╭──
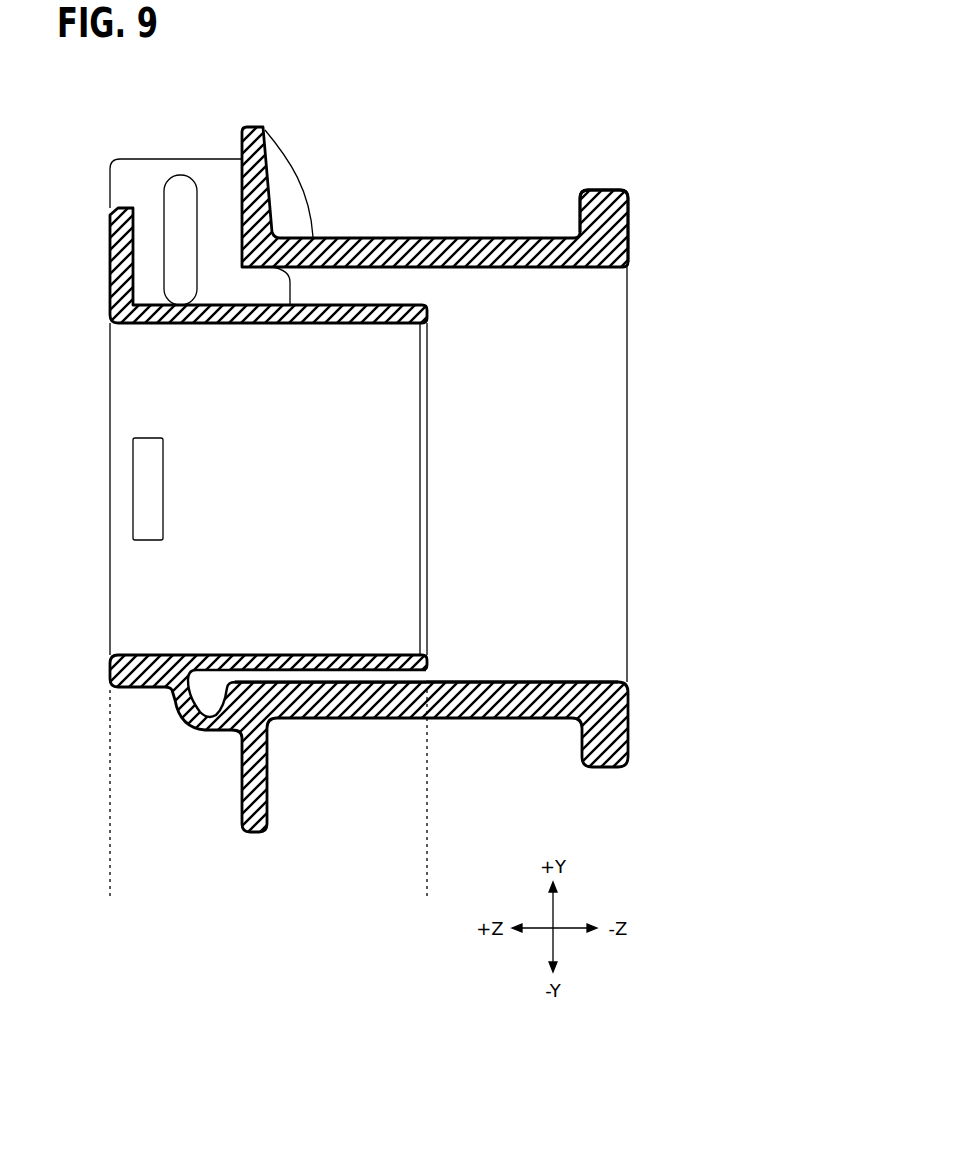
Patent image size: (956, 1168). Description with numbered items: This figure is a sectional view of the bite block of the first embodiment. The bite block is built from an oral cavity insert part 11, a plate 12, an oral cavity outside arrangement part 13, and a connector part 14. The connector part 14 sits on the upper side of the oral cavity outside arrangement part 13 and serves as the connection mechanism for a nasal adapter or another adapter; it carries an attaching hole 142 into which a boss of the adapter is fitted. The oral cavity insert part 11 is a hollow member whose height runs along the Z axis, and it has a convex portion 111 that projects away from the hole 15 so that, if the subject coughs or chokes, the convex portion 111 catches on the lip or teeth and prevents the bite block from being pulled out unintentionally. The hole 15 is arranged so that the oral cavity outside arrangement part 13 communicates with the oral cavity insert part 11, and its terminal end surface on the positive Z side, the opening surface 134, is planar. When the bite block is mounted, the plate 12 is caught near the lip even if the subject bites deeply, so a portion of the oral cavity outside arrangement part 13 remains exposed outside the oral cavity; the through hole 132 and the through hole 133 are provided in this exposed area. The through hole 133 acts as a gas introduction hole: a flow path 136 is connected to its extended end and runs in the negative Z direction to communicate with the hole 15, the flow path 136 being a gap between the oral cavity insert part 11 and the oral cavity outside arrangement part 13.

The oral cavity insert part 11 is at (642, 773).
The plate 12 is at (283, 177).
The oral cavity outside arrangement part 13 is at (112, 870).
The connector part 14 is at (120, 170).
The hole 15 is at (372, 408).
The convex portion 111 is at (607, 192).
The through hole 132 is at (150, 490).
The through hole 133 is at (213, 683).
The opening surface 134 is at (110, 581).
The flow path 136 is at (400, 678).
The attaching hole 142 is at (177, 177).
╰──
EXERCISE:
Render every line of the records above as a JSON list of strings, with one string per line. Omit blank lines and leave the pictures out.

RESULT OF THE TASK:
[
  "Patent image size: (956, 1168). Description with numbered items: This figure is a sectional view of the bite block of the first embodiment. The bite block is built from an oral cavity insert part 11, a plate 12, an oral cavity outside arrangement part 13, and a connector part 14. The connector part 14 sits on the upper side of the oral cavity outside arrangement part 13 and serves as the connection mechanism for a nasal adapter or another adapter; it carries an attaching hole 142 into which a boss of the adapter is fitted. The oral cavity insert part 11 is a hollow member whose height runs along the Z axis, and it has a convex portion 111 that projects away from the hole 15 so that, if the subject coughs or chokes, the convex portion 111 catches on the lip or teeth and prevents the bite block from being pulled out unintentionally. The hole 15 is arranged so that the oral cavity outside arrangement part 13 communicates with the oral cavity insert part 11, and its terminal end surface on the positive Z side, the opening surface 134, is planar. When the bite block is mounted, the plate 12 is caught near the lip even if the subject bites deeply, so a portion of the oral cavity outside arrangement part 13 remains exposed outside the oral cavity; the through hole 132 and the through hole 133 are provided in this exposed area. The through hole 133 acts as a gas introduction hole: a flow path 136 is connected to its extended end and runs in the negative Z direction to communicate with the hole 15, the flow path 136 being a gap between the oral cavity insert part 11 and the oral cavity outside arrangement part 13.",
  "The oral cavity insert part 11 is at (642, 773).",
  "The plate 12 is at (283, 177).",
  "The oral cavity outside arrangement part 13 is at (112, 870).",
  "The connector part 14 is at (120, 170).",
  "The hole 15 is at (372, 408).",
  "The convex portion 111 is at (607, 192).",
  "The through hole 132 is at (150, 490).",
  "The through hole 133 is at (213, 683).",
  "The opening surface 134 is at (110, 581).",
  "The flow path 136 is at (400, 678).",
  "The attaching hole 142 is at (177, 177)."
]